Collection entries
******

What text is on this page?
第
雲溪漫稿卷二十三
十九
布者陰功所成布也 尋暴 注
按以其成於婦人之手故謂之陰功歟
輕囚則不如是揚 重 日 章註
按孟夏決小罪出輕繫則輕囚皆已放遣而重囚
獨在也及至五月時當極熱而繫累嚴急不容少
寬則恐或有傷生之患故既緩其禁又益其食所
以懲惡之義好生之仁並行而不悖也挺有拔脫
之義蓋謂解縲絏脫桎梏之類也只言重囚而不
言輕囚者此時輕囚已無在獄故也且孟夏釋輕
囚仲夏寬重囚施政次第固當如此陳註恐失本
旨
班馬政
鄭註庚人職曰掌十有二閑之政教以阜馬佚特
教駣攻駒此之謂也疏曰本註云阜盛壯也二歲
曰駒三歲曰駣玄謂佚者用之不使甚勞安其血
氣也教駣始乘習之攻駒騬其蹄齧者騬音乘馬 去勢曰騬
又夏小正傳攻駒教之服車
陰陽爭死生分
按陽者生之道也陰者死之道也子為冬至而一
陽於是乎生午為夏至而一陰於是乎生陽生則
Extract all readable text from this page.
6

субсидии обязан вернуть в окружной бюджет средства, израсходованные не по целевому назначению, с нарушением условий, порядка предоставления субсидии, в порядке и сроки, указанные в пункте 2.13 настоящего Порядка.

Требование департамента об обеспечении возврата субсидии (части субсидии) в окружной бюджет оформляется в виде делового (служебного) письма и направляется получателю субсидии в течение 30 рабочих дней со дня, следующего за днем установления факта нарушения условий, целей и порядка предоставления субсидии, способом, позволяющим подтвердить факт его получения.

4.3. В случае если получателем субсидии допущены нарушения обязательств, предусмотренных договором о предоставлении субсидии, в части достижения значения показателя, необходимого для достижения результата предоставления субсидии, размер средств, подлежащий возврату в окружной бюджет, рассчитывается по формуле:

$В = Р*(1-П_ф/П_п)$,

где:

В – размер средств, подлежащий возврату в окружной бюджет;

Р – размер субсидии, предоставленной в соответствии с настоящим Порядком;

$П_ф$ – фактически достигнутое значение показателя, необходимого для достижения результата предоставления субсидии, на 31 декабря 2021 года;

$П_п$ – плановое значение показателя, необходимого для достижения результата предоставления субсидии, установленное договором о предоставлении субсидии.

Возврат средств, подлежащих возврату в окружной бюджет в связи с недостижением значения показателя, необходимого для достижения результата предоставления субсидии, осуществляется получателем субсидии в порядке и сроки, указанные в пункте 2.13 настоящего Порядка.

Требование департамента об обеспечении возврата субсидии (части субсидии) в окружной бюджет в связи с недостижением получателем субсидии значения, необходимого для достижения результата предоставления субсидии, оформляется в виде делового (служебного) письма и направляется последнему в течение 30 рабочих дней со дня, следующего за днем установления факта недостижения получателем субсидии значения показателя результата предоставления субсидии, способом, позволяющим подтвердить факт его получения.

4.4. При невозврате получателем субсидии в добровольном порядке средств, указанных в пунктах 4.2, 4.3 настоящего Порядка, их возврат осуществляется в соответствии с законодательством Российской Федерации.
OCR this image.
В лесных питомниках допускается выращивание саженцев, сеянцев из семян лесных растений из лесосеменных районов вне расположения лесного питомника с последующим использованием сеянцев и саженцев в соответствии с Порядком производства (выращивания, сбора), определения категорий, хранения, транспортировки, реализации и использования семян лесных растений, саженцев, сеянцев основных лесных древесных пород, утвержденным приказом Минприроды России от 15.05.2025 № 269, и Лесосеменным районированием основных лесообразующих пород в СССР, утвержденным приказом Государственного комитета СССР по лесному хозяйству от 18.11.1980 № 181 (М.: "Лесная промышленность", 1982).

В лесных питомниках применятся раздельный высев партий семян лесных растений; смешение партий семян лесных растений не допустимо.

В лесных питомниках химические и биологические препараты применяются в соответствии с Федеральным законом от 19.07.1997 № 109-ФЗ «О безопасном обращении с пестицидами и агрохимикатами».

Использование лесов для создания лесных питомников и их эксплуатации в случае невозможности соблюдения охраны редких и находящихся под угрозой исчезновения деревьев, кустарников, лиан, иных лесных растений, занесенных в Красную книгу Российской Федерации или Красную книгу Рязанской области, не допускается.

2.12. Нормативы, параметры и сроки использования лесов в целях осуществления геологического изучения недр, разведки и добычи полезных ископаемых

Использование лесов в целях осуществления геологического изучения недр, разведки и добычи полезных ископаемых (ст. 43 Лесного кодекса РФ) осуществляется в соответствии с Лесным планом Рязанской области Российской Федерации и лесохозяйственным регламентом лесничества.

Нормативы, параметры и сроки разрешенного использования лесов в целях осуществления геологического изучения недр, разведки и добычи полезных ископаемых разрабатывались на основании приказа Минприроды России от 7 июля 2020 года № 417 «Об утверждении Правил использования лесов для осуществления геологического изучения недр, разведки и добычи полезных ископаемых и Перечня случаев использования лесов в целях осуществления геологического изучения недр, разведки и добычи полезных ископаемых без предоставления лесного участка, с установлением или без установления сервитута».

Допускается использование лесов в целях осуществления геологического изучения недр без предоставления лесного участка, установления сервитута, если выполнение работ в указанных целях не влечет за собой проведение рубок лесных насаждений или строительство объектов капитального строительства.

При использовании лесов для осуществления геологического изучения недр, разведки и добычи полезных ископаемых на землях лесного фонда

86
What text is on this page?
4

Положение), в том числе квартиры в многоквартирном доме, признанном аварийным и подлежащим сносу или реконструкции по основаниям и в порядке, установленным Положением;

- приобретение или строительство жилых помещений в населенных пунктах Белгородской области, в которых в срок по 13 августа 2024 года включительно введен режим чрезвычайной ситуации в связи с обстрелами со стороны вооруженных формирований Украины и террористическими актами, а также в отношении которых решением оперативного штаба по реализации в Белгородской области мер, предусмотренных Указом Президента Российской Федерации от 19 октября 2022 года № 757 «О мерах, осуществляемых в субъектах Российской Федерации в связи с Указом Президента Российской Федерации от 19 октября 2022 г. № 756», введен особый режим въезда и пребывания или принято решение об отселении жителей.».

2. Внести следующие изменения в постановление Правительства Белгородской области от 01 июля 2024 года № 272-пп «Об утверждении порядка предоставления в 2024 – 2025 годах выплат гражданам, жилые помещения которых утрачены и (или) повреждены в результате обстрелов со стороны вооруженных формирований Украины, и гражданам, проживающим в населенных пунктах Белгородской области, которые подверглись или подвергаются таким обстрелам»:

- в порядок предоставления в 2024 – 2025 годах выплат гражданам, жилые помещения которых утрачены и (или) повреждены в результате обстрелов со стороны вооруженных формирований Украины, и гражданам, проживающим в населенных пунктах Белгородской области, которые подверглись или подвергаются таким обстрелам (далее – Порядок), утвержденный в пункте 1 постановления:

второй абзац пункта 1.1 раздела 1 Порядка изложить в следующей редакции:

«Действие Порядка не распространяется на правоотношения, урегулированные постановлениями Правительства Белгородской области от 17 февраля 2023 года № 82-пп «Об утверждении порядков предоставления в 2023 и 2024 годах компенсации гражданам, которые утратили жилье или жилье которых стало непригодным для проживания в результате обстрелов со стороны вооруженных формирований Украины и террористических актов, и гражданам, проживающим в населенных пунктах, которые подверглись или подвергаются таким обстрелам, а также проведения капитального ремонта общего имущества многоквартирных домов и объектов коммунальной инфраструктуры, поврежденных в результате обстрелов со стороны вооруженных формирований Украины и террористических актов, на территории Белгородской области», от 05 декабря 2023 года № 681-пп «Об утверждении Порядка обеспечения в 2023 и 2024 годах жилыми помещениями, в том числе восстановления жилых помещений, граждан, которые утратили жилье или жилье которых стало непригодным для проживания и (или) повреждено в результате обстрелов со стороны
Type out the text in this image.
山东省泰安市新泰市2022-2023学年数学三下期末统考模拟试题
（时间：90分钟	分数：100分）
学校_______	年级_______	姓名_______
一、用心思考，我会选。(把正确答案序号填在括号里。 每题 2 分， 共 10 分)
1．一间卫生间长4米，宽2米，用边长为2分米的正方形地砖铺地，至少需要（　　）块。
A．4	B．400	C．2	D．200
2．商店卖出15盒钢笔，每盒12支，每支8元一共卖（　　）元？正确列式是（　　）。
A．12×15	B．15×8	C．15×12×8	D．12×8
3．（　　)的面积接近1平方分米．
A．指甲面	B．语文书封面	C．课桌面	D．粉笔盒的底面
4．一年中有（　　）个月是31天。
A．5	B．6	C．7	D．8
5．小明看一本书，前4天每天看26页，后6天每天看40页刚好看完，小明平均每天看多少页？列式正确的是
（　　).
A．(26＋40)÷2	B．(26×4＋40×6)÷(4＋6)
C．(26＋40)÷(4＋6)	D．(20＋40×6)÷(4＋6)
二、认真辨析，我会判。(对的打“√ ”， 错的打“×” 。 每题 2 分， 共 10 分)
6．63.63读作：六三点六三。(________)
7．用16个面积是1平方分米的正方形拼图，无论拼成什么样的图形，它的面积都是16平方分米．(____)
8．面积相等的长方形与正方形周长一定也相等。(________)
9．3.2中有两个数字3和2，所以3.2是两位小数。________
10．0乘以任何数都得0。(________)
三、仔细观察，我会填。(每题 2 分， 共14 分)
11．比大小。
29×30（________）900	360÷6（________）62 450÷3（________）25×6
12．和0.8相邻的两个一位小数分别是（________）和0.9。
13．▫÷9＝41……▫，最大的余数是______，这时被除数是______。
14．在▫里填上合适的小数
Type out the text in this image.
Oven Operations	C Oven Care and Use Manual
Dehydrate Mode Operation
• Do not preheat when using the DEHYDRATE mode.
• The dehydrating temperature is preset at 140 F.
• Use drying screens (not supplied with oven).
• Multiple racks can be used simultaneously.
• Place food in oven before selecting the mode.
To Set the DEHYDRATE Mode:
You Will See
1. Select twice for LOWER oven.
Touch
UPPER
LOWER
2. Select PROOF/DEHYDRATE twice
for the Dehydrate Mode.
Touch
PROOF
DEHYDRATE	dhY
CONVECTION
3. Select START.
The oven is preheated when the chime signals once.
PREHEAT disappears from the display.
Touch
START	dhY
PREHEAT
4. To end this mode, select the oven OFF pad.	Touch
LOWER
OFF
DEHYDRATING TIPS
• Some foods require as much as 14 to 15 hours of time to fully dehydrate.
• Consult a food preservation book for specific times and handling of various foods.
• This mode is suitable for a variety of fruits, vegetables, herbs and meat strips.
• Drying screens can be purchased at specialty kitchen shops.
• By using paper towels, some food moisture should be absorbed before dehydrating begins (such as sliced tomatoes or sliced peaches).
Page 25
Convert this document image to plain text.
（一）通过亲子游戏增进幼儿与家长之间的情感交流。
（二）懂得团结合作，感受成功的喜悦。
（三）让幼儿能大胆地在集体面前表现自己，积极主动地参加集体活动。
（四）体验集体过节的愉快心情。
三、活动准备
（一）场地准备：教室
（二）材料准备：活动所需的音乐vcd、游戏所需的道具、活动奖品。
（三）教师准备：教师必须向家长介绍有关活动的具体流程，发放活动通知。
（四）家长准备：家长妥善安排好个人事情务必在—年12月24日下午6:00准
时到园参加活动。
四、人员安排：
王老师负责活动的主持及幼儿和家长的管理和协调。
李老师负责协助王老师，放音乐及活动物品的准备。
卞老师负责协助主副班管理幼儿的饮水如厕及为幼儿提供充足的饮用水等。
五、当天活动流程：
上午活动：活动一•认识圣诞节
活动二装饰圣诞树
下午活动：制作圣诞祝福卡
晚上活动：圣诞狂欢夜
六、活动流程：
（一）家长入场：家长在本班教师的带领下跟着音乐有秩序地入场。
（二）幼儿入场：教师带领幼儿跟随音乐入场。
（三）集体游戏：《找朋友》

******

**WHAT TO WORK ON:** Take every line containing the word "foods" and copy it.

**FINISHED EXERCISE:**
• Some foods require as much as 14 to 15 hours of time to fully dehydrate.
• Consult a food preservation book for specific times and handling of various foods.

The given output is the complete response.